Description of the task: Copy out every line of the entries below word for word, but leave out the pictures.

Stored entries
★ ★ ★ ★

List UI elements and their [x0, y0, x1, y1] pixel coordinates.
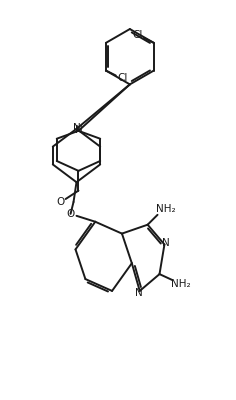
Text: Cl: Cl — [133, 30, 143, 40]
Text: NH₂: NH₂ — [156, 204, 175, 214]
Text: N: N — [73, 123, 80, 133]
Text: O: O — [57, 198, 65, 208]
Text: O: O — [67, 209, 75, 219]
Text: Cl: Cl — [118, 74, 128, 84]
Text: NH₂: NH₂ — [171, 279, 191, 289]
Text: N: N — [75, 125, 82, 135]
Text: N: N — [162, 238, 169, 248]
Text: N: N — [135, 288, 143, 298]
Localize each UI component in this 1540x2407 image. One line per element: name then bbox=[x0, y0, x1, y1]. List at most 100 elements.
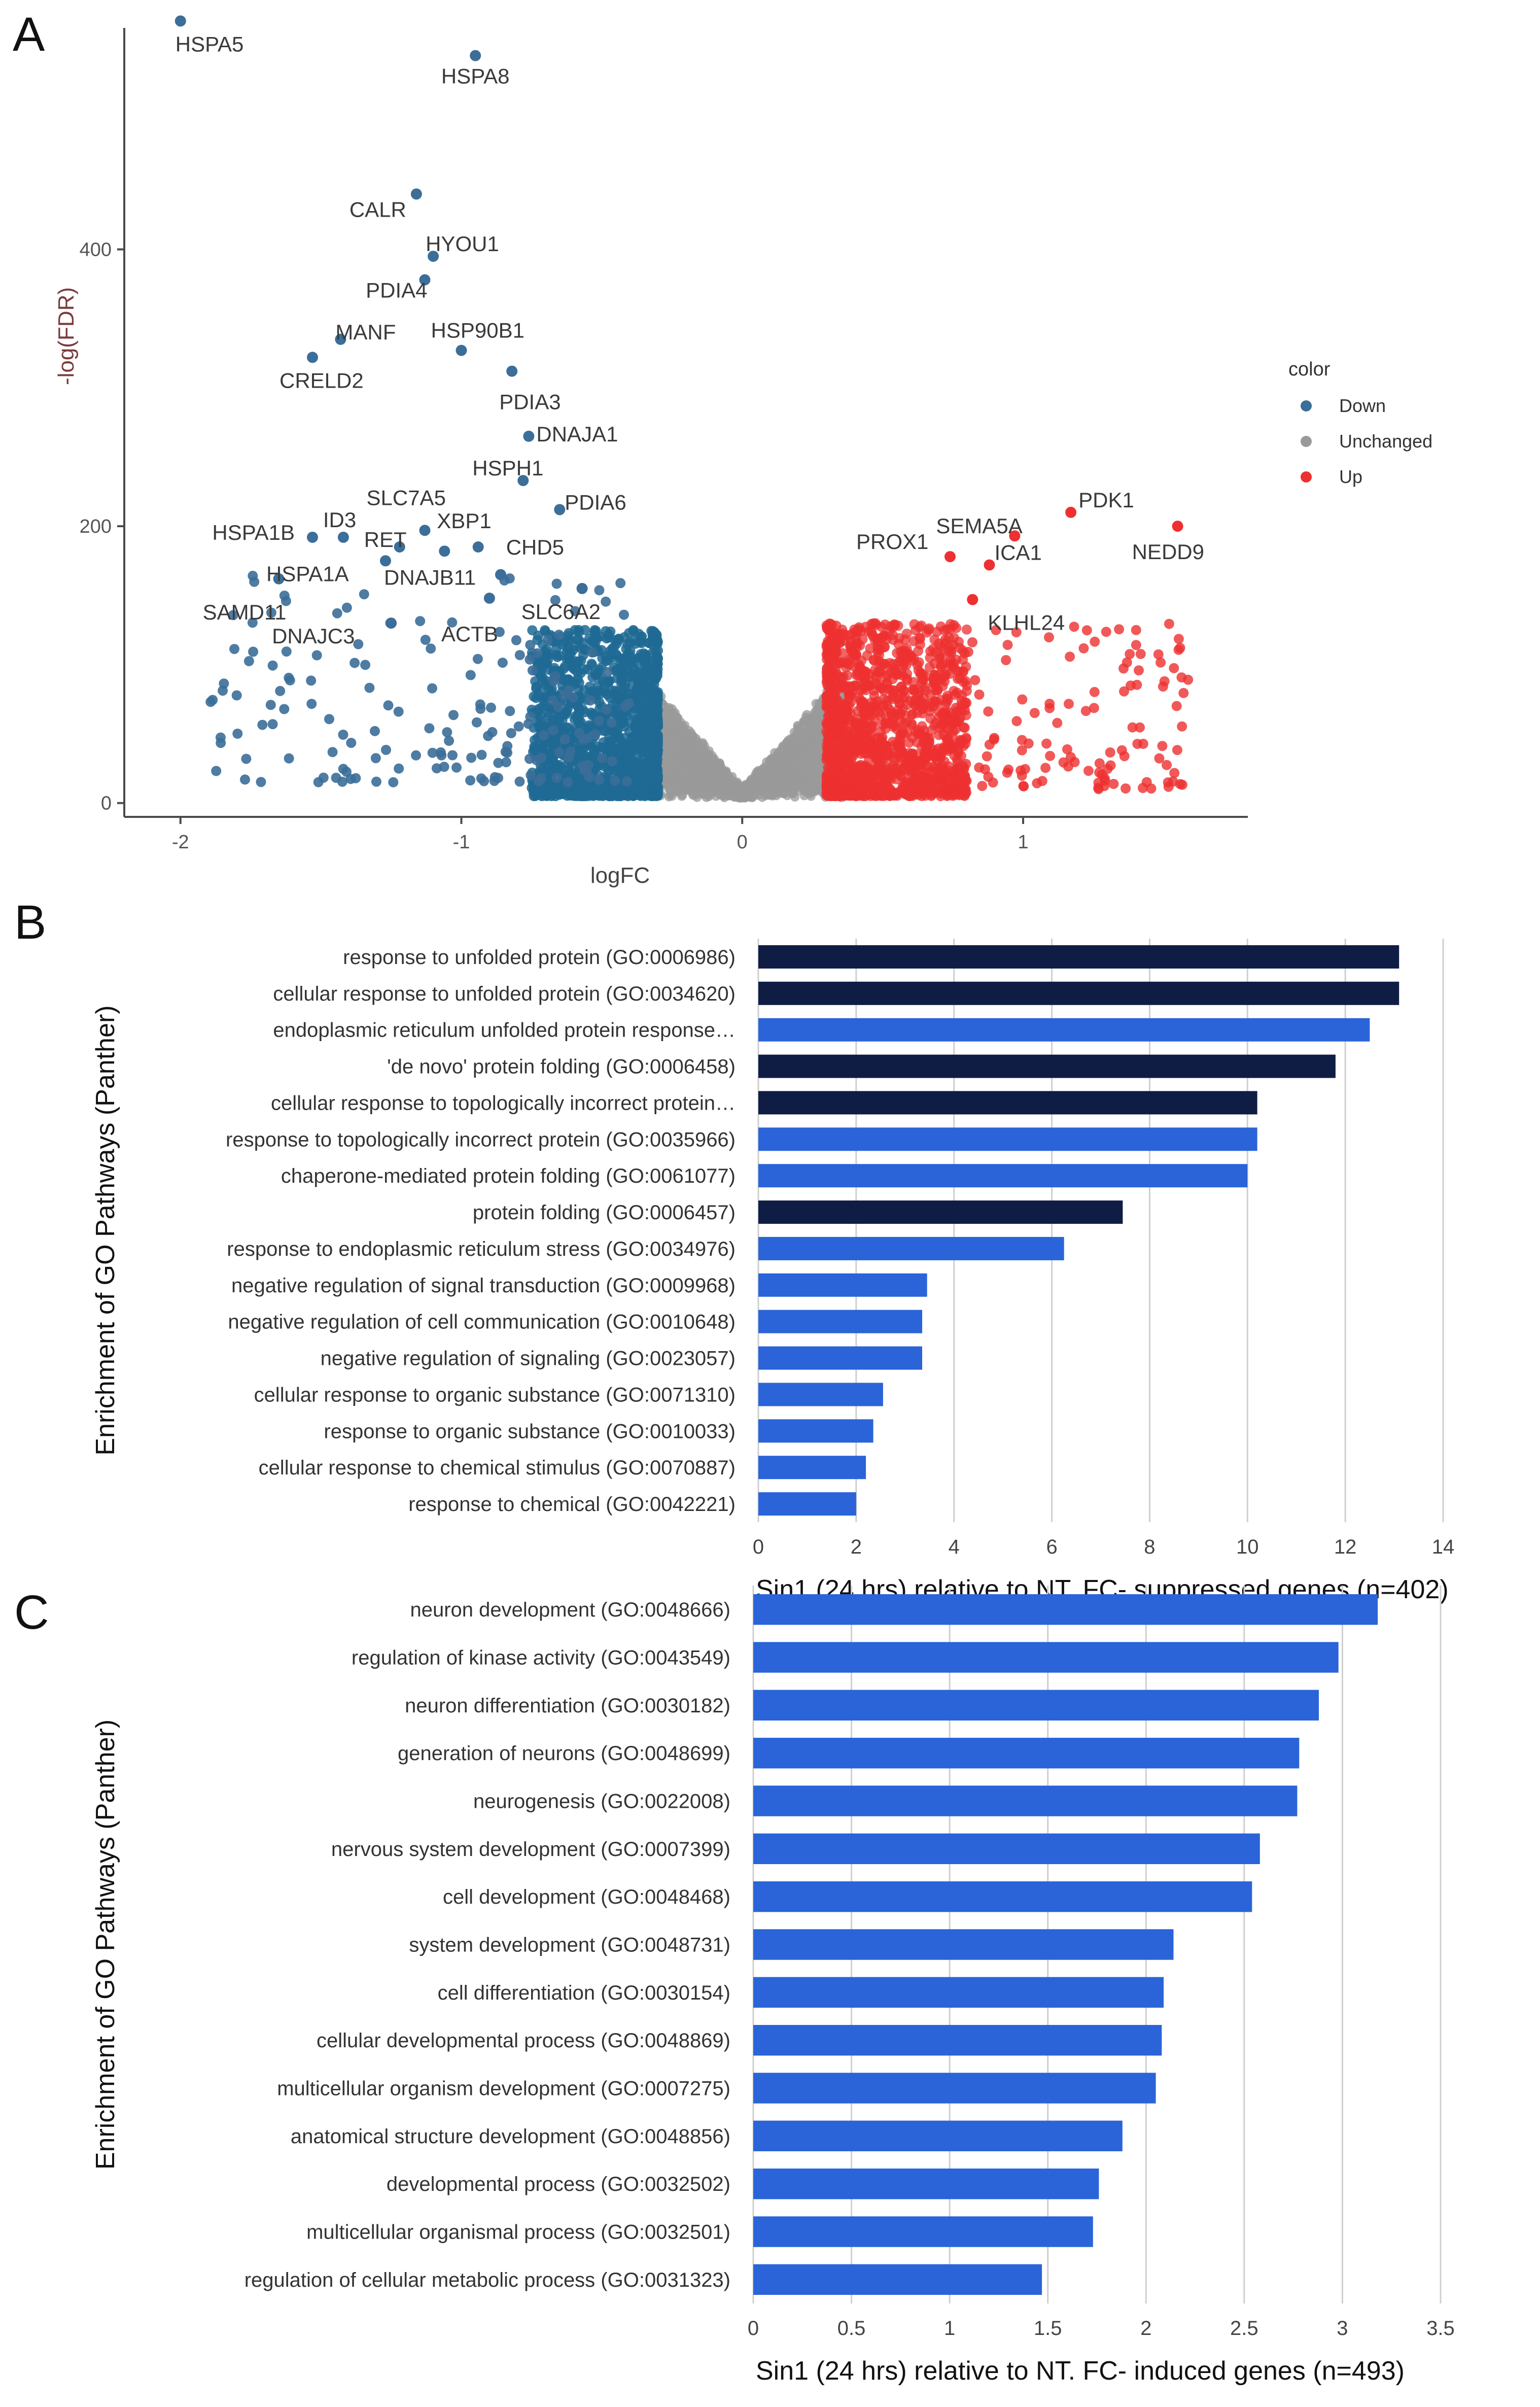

★ ★ ★ ★

Result of this exercise:
List UI elements and their [x0, y0, x1, y1] pixel coordinates.
Text: Cl: Cl — [133, 30, 143, 40]
Text: NH₂: NH₂ — [156, 204, 175, 214]
Text: N: N — [73, 123, 80, 133]
Text: O: O — [57, 198, 65, 208]
Text: O: O — [67, 209, 75, 219]
Text: Cl: Cl — [118, 74, 128, 84]
Text: NH₂: NH₂ — [171, 279, 191, 289]
Text: N: N — [75, 125, 82, 135]
Text: N: N — [162, 238, 169, 248]
Text: N: N — [135, 288, 143, 298]
Localize each UI component in this 1540x2407 image. One line per element: name then bbox=[x0, y0, x1, y1]. List at most 100 elements.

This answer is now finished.